• _DIRECTIONS FOR THIS TASK_: Continue the passage on heavy metals in atmospheric deposition, starting right after its final sentence.
**** SOURCE PASSAGE
The experimental area was obtained from a satellite map, measured on site via GPS (Trimble GEO 7X, Shanghai Navearth, Shanghai). Descriptive statistical analyses and plotting of figures were carried out using Origin 9.0 (Origin Lab Corporation, Northampton, MA) and Excel 2013 (Microsoft Corp., Waltham, MA, United States); Kriging interpolation was conducted using ArcGIS 10.6. Summary statistics were used to calculate the average values, standard deviations and analysis of variance by using SPSS version 22.0. One-way analysis of variance (ANOVA) was conducted with the post hoc Tukey test method using a significance level of 0.05 to determine differences. Principal component analyses were conducted to compare different elements of samples from the same site. The rainfall data came from the official website of the Weining County Meteorological Bureau.

3 Results and Discussion

3.1 Heavy Metal Concentrations in Atmospheric Depositions

3.1.1 Heavy Metal Concentrations in Wet Depositions

Heavy metal concentrations in wet depositions at the control site (HS) were higher in spring and winter than those in summer and autumn (Figure 3A). This trend contrasted with local levels of precipitation, which were higher in the latter two seasons. Precipitation was a critical factor determining the flux of heavy metals in wet atmospheric deposition; the concentration of heavy metals in precipitation is affected by many factors, including the timeliness of the precipitation season and the interval of precipitation time (Li and Jia, 2018). Zn reached the highest concentrations among the six heavy metals, with 159.81 ± 56.81 μg L⁻¹ in spring, 116.77 ± 68.15 μg L⁻¹ in summer, 11.44 ± 6.73 μg L⁻¹ in autumn, and 113.28 ± 86.32 μg L⁻¹ in winter. In contrast, there were no obvious regularities in heavy metal concentrations in wet depositions at the pollution site (MS; Figure 3B). This phenomenon resulted from the local zinc oxide smelting facilities, whose operations contributed to the accumulation of heavy metals via atmospheric deposition all year round (Xing et al., 2020a).

FIGURE 3

FIGURE 3. Heavy metal concentration of atmospheric deposition: (A) HS wet deposition; (B) MS wet deposition; (C) HS dry deposition; (D) MS dry deposition. ANOVA was performed on the same elements in different seasons of samples from the same site.

Thus, heavy metal concentrations of wet deposition were much higher in MS than HS but the seasonal distribution was quite different. Moreover, the concentrations of all heavy metals in atmospheric depositions in the zinc smelting region were much higher than those in the nonindustrial region. This conclusion is consistent with the results of other studies (Cui et al., 2012; Cereceda-Balic et al., 2020). The concentration of these metals was higher at the MS site, in agreement with the proximity of this location to the zinc smelting plant (Hernández-Pellón and Fernández-Olmo, 2019).
********
**** DATA SHOWN
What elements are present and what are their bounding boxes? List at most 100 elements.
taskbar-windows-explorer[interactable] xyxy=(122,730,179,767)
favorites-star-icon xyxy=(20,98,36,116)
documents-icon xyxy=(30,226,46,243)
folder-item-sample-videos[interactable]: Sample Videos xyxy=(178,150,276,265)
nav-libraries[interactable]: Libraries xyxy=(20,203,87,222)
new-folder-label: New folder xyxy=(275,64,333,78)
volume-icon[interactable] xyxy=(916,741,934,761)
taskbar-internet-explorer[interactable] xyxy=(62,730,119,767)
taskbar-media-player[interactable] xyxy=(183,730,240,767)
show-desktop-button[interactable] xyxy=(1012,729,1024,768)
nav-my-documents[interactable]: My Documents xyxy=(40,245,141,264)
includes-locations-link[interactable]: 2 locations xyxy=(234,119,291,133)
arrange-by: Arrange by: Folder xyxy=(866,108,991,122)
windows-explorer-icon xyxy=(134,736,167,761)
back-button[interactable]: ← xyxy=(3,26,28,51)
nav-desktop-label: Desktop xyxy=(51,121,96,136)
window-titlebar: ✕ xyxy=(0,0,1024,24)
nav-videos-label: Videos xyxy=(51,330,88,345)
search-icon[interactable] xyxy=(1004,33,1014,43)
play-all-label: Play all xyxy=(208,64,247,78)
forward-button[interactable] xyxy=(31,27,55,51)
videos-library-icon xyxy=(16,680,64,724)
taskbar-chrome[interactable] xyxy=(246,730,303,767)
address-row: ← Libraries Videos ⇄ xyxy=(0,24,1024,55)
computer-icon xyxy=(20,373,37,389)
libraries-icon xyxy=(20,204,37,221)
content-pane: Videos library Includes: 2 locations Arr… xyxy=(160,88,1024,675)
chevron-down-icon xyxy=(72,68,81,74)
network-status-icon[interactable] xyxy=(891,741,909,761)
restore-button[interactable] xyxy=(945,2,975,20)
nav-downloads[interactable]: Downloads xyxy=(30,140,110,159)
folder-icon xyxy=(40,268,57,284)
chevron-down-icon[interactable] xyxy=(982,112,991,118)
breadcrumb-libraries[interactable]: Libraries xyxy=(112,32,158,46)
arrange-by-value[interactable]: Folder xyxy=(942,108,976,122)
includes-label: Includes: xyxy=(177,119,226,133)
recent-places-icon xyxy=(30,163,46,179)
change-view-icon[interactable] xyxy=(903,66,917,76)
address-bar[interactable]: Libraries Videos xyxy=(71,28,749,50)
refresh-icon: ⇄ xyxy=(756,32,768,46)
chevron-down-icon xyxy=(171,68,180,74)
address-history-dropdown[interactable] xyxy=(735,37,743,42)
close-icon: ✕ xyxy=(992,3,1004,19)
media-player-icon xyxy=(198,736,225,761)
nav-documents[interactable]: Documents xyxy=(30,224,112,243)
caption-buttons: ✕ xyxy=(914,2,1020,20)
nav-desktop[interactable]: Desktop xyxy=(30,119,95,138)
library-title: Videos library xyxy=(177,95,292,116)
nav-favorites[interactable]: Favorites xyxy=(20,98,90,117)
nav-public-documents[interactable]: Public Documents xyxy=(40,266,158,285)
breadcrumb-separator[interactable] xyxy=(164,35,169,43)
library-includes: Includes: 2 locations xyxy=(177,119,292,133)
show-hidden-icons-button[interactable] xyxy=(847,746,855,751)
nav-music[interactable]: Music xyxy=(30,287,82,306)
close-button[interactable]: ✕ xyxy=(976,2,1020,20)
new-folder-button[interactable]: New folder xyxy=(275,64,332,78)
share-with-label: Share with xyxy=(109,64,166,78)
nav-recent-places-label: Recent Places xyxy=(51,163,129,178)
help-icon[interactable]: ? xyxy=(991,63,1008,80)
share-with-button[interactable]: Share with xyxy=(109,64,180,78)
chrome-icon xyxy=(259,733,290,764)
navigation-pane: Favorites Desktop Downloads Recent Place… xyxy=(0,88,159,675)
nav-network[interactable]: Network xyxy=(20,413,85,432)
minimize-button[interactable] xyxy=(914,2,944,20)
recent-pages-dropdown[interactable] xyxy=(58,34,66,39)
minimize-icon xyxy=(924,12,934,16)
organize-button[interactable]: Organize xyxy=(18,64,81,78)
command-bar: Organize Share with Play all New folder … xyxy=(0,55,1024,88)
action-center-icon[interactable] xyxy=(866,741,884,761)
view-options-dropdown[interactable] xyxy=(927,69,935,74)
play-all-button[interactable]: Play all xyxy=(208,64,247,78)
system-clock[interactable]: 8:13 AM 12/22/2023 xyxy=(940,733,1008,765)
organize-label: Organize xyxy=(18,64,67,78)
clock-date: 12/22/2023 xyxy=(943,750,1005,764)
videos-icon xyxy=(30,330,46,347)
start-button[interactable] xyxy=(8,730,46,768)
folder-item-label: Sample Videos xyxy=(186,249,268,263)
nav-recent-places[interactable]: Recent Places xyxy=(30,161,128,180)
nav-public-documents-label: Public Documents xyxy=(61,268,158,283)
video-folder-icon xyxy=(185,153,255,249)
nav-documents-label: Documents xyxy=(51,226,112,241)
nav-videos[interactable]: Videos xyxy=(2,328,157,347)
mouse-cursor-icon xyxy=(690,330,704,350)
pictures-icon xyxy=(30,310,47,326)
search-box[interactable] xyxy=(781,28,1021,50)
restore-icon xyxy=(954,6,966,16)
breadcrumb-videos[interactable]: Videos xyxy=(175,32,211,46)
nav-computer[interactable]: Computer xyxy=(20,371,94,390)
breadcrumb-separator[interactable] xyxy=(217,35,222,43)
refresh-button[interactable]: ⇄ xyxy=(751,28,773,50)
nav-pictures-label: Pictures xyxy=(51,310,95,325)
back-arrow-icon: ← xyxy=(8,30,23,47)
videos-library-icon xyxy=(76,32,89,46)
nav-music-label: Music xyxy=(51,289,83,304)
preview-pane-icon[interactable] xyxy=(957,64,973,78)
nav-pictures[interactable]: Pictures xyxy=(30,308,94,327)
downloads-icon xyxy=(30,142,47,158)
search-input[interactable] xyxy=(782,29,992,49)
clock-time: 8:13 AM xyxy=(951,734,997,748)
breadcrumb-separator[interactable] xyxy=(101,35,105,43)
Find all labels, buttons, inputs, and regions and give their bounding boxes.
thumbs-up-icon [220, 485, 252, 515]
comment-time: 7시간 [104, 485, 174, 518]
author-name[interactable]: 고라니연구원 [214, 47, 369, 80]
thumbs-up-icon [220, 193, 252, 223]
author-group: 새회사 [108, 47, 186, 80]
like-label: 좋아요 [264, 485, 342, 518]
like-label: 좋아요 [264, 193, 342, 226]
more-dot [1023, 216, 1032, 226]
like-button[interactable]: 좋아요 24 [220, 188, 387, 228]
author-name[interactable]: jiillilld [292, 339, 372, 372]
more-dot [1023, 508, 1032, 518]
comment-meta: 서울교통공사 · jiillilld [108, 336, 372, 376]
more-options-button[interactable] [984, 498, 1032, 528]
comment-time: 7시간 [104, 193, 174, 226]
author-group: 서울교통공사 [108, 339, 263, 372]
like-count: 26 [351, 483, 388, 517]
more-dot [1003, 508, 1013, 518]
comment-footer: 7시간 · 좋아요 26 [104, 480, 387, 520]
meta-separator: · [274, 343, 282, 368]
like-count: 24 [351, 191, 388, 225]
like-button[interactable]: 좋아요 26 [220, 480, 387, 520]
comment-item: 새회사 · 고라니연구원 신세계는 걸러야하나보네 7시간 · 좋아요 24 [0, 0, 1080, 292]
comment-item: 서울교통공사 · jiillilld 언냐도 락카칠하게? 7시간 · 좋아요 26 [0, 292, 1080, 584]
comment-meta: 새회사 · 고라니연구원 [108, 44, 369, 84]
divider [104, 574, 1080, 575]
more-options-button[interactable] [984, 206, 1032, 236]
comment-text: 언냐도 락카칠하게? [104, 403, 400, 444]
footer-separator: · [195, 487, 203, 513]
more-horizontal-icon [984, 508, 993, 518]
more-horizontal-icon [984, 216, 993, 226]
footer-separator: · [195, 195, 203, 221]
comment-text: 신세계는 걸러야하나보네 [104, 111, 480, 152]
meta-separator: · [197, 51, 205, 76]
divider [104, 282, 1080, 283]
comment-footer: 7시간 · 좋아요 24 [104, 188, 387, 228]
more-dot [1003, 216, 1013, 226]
********
• _EXERCISE ANSWER_:
3.1.2 Heavy Metal Concentrations in dry Depositions

Figure 3C shows that the concentrations of dry depositions of heavy metals at the control site (HS) were uniform across the four seasons, except for Zn, which varied, reaching 493 ± 22.07 mg kg⁻¹ in spring, 482 ± 25.57 mg kg⁻¹ in summer, 374 ± 47.60 mg kg⁻¹ in autumn, and 206 ± 29.49 mg kg⁻¹ in winter.

In MS, the most concentrated heavy metal in the dry depositions was Zinc (Figure 3D), with Cd recording the lowest concentrations across all seasons although these were far in excess of the background value of 0.4668 mg kg⁻¹ (He and Chen, 2002) in northwestern Guizhou Province. Concentrations of all six elements from these two sites followed the order MS > HS, industrial site > non-industrial control site. Compared with the control, the concentration of Zn in dry depositions from the zinc smelting plant area was four times higher in MS than HS, with levels of Pb, Cr, and Cu also significantly greater. The test region was located southwest of the zinc smelter, in the main wind direction of northwestern Guizhou (Guizhou Meteorological Bureau). Differences in the distribution of the heavy metal concentrations between this region and the control demonstrated that the main source of heavy metals in MS region was zinc smelting. These results corroborate previous research which found much higher concentrations of heavy metals in the test area than the control region (Xing et al., 2020b); studies have also shown that industrial emissions from the industrial belt exerted a notable influence on atmospheric deposition (Sonia et al., 2013; Wang et al., 2018; Hernández-Pellón and Fernández-Olmo, 2019).

3.1.3 Deposition Fluxes of Heavy Metals

In HS, the Zn deposition flux of 1,292 mg m⁻²·a⁻¹ was the largest among the six heavy metals, followed by Pb, at 440 mg m⁻²·a⁻¹, with the lowest flux recorded for Cd, at 13.8 mg m⁻²·a⁻¹ (see Table 1). The overall order of deposition flux for all elements was as follows: Zn > Pb > Cu > Cr > Ni > Cd. The pattern of deposition flux for MS was similar, with Zn recording the largest value, at 2,225 mg m⁻²·a⁻¹, followed by Pb at 602 mg m⁻²·a⁻¹, with Cd the lowest, at 27.8 mg m⁻²·a⁻¹. The overall order was Zn > Pb > Cr > Cu > Ni > Cd. Other studies (Pereira et al., 2007; Pan and Wang, 2015; Chen et al., 2018; Cao et al., 2020) have recorded the same findings.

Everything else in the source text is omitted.